Teks yang Disediakan
Monday, January 19, 2015

MENGHINDARI PENGKHIANATAN YANG BERULANG. Farid Wadjdi (Anggota DPP Hizbut Tahrir Indonesia)

Rosullullah saw pernah menasehati sahabatnya dengan mengatakan bahwa orang yang beriman tidak akan digigit dua kali pada lubang yang sama. Peringatan dan nasehat Rosulullah saw ini, pantas kita renungi pada saat ini dalam situasi politik dukung mendukung capres yang semakin panas. Terbentuknya koalisi kebangsaan, yang sering diklaim sebagai bersatunya unsur Islam, nasionalisme maupun nashrani , pantas kita cermati. Demikian juga seakan berulang kita saksikan, ulama atau tokoh Islam , yang datang ke pusat-pusat kekuasaan, kemudian mengeluarkan pernyataan mendukung calon A atau B. Dengan mudah pula kita saksikan, bagaimana elit-elit kelompok atau partai Islam sering kali berubah pendapat dalam masalah hukum syara’ yang jelas-jelas qot’I(tegas). Tadinya halal kemudian haram, sebaliknya tadinya haram , sekarang menjadi halal.

Tugas yang Dikerjakan
1: Perbarui bagian teks yang disediakan, mulai dari "Rosullullah saw pernah" dan berakhir pada "sekarang menjadi halal.", dengan mengganti "capres" menjadi "calon presiden".
2: Menurut teks yang disediakan, apa jabatan Farid Wadjdi?
Daftar di bawah ini adalah bahan tersendiri yang terpisah dari teks.

Informasi yang Ditampilkan
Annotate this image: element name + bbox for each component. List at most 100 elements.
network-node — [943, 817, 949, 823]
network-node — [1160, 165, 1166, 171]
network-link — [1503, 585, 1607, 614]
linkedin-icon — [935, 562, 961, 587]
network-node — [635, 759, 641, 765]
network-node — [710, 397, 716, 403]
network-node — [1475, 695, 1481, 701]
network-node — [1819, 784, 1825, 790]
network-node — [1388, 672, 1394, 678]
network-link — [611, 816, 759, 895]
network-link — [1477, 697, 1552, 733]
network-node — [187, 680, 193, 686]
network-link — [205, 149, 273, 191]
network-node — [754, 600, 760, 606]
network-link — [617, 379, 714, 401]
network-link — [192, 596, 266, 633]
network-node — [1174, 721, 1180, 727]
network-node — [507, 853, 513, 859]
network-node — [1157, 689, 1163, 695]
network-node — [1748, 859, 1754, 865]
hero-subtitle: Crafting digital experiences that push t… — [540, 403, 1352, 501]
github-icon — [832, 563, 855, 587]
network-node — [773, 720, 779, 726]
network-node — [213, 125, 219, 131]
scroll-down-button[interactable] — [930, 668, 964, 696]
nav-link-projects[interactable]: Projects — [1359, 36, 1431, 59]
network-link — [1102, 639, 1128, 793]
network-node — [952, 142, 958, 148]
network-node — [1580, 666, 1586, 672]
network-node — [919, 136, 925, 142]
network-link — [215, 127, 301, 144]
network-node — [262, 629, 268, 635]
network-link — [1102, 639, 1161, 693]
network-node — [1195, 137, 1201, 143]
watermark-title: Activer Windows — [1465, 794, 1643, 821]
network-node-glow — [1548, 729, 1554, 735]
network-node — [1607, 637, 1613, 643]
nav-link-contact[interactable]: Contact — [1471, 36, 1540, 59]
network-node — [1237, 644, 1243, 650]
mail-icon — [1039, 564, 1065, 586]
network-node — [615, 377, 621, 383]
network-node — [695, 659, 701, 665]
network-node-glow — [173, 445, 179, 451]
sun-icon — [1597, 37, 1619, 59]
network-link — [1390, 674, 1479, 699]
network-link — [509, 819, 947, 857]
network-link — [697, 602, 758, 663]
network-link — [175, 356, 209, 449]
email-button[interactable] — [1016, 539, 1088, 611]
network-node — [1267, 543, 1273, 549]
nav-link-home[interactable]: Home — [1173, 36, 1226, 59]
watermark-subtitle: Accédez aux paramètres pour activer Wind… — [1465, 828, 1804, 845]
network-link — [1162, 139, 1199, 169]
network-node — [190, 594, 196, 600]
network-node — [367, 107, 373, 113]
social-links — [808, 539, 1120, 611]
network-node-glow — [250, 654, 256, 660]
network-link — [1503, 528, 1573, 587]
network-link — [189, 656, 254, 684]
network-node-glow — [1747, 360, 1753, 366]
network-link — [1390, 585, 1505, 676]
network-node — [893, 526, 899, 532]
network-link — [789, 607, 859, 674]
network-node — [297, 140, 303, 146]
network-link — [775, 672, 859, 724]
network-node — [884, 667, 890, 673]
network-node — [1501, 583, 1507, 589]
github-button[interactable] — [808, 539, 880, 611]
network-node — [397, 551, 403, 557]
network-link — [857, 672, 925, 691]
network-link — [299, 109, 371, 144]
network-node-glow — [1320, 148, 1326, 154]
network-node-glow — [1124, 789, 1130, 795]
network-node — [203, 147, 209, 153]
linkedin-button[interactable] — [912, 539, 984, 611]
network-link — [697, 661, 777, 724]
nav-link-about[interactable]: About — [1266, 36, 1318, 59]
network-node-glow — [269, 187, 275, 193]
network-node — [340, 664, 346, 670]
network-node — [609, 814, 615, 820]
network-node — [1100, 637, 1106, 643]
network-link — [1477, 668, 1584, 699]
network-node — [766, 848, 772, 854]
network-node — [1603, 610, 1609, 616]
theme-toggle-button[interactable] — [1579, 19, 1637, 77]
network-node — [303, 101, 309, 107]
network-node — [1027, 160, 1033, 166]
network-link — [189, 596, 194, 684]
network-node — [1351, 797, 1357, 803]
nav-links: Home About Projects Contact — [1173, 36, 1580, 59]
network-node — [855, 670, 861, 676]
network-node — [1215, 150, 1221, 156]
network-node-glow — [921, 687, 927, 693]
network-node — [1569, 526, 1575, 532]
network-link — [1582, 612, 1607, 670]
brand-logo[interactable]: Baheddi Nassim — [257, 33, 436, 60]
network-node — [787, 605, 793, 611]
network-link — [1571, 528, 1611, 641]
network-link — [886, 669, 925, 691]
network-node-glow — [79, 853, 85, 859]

Jawaban Lengkap
1:
Rosullullah saw pernah menasehati sahabatnya dengan mengatakan bahwa orang yang beriman tidak akan digigit dua kali pada lubang yang sama. Peringatan dan nasehat Rosulullah saw ini, pantas kita renungi pada saat ini dalam situasi politik dukung mendukung calon presiden yang semakin panas. Terbentuknya koalisi kebangsaan, yang sering diklaim sebagai bersatunya unsur Islam, nasionalisme maupun nashrani , pantas kita cermati. Demikian juga seakan berulang kita saksikan, ulama atau tokoh Islam , yang datang ke pusat-pusat kekuasaan, kemudian mengeluarkan pernyataan mendukung calon A atau B. Dengan mudah pula kita saksikan, bagaimana elit-elit kelompok atau partai Islam sering kali berubah pendapat dalam masalah hukum syara’ yang jelas-jelas qot’I(tegas). Tadinya halal kemudian haram, sebaliknya tadinya haram , sekarang menjadi halal.

2: Anggota DPP Hizbut Tahrir Indonesia.